Copy all records verbatim.

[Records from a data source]
========

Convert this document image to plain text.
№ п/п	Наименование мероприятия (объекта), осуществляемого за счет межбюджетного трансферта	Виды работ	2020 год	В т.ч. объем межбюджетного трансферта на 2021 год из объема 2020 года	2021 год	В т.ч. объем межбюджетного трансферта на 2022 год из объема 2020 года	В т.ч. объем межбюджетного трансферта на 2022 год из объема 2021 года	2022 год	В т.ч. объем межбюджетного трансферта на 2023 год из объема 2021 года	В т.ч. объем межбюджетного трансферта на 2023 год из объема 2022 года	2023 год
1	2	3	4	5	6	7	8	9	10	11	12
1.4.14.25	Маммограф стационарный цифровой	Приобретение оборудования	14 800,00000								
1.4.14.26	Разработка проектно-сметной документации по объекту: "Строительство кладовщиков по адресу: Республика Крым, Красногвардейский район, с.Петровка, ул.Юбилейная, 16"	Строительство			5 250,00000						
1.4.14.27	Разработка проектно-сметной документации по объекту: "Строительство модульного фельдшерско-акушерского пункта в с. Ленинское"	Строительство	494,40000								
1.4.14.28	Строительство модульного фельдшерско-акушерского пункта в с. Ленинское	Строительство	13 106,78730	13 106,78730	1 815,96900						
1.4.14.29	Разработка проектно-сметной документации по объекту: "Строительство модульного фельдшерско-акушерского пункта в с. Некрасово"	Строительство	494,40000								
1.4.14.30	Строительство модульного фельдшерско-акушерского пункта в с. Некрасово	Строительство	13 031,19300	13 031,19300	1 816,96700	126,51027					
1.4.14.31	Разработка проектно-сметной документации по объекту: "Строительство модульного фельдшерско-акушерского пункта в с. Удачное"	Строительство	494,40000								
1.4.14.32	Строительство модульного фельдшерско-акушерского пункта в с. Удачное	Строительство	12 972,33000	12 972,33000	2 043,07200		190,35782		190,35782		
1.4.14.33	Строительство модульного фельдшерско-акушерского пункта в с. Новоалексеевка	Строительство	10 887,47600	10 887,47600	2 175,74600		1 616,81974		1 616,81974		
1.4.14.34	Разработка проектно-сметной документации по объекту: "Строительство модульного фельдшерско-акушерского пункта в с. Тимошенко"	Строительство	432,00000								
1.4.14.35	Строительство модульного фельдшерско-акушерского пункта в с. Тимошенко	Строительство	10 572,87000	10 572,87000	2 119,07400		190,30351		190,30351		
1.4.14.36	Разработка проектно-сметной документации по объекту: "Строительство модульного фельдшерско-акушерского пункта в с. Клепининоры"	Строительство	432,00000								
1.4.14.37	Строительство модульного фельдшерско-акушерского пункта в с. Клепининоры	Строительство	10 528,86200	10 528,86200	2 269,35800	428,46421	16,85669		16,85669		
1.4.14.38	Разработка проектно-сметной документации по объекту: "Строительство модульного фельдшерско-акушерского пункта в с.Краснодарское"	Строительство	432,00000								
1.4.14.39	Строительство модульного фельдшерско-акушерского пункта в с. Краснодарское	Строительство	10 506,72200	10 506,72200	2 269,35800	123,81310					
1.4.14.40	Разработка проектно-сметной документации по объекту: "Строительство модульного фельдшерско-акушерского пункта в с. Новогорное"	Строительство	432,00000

========

§ Answer to the problem
Convert this document image to plain text.
№ п/п	Наименование мероприятия (объекта), осуществляемого за счет межбюджетного трансферта	Виды работ	2020 год	В т.ч. объем межбюджетного трансферта на 2021 год из объема 2020 года	2021 год	В т.ч. объем межбюджетного трансферта на 2022 год из объема 2020 года	В т.ч. объем межбюджетного трансферта на 2022 год из объема 2021 года	2022 год	В т.ч. объем межбюджетного трансферта на 2023 год из объема 2021 года	В т.ч. объем межбюджетного трансферта на 2023 год из объема 2022 года	2023 год
1	2	3	4	5	6	7	8	9	10	11	12
1.4.14.25	Маммограф стационарный цифровой	Приобретение оборудования	14 800,00000								
1.4.14.26	Разработка проектно-сметной документации по объекту: "Строительство кладовщиков по адресу: Республика Крым, Красногвардейский район, с.Петровка, ул.Юбилейная, 16"	Строительство			5 250,00000						
1.4.14.27	Разработка проектно-сметной документации по объекту: "Строительство модульного фельдшерско-акушерского пункта в с. Ленинское"	Строительство	494,40000								
1.4.14.28	Строительство модульного фельдшерско-акушерского пункта в с. Ленинское	Строительство	13 106,78730	13 106,78730	1 815,96900						
1.4.14.29	Разработка проектно-сметной документации по объекту: "Строительство модульного фельдшерско-акушерского пункта в с. Некрасово"	Строительство	494,40000								
1.4.14.30	Строительство модульного фельдшерско-акушерского пункта в с. Некрасово	Строительство	13 031,19300	13 031,19300	1 816,96700	126,51027					
1.4.14.31	Разработка проектно-сметной документации по объекту: "Строительство модульного фельдшерско-акушерского пункта в с. Удачное"	Строительство	494,40000								
1.4.14.32	Строительство модульного фельдшерско-акушерского пункта в с. Удачное	Строительство	12 972,33000	12 972,33000	2 043,07200		190,35782		190,35782		
1.4.14.33	Строительство модульного фельдшерско-акушерского пункта в с. Новоалексеевка	Строительство	10 887,47600	10 887,47600	2 175,74600		1 616,81974		1 616,81974		
1.4.14.34	Разработка проектно-сметной документации по объекту: "Строительство модульного фельдшерско-акушерского пункта в с. Тимошенко"	Строительство	432,00000								
1.4.14.35	Строительство модульного фельдшерско-акушерского пункта в с. Тимошенко	Строительство	10 572,87000	10 572,87000	2 119,07400		190,30351		190,30351		
1.4.14.36	Разработка проектно-сметной документации по объекту: "Строительство модульного фельдшерско-акушерского пункта в с. Клепининоры"	Строительство	432,00000								
1.4.14.37	Строительство модульного фельдшерско-акушерского пункта в с. Клепининоры	Строительство	10 528,86200	10 528,86200	2 269,35800	428,46421	16,85669		16,85669		
1.4.14.38	Разработка проектно-сметной документации по объекту: "Строительство модульного фельдшерско-акушерского пункта в с.Краснодарское"	Строительство	432,00000								
1.4.14.39	Строительство модульного фельдшерско-акушерского пункта в с. Краснодарское	Строительство	10 506,72200	10 506,72200	2 269,35800	123,81310					
1.4.14.40	Разработка проектно-сметной документации по объекту: "Строительство модульного фельдшерско-акушерского пункта в с. Новогорное"	Строительство	432,00000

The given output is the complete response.